GOAL OF THE EXERCISE:
Each line of the material below that holds the word "Deus" needs to be copied.

DATASET RECORDS:

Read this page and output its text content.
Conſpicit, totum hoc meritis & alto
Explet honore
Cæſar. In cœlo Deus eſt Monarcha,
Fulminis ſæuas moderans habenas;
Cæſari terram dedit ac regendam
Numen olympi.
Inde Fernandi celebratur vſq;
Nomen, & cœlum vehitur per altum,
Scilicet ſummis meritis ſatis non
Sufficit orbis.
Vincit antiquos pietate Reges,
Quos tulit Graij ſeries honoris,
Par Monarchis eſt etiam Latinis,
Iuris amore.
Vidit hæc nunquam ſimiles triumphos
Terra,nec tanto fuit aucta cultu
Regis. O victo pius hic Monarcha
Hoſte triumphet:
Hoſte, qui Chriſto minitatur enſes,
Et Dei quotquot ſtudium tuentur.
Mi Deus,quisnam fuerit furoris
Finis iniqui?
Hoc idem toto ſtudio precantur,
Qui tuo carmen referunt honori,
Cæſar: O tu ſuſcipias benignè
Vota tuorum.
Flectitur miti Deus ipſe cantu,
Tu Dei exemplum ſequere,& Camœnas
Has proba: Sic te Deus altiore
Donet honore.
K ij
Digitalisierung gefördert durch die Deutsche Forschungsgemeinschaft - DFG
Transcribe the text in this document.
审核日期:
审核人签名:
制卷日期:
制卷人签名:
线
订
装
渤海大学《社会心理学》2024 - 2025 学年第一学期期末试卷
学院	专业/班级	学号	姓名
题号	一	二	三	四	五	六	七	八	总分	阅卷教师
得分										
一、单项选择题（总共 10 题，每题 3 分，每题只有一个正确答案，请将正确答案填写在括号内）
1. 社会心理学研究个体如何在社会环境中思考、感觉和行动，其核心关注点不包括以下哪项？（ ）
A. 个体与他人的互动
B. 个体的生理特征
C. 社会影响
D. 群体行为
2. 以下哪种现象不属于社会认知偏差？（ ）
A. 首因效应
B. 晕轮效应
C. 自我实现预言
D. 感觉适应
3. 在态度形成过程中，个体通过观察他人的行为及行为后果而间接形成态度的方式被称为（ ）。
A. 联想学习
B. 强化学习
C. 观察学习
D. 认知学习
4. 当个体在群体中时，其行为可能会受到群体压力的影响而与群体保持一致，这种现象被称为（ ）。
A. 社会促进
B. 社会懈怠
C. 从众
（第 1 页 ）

OUTPUT OF THE EXERCISE:
Cæſar. In cœlo Deus eſt Monarcha,
Mi Deus,quisnam fuerit furoris
Flectitur miti Deus ipſe cantu,
Has proba: Sic te Deus altiore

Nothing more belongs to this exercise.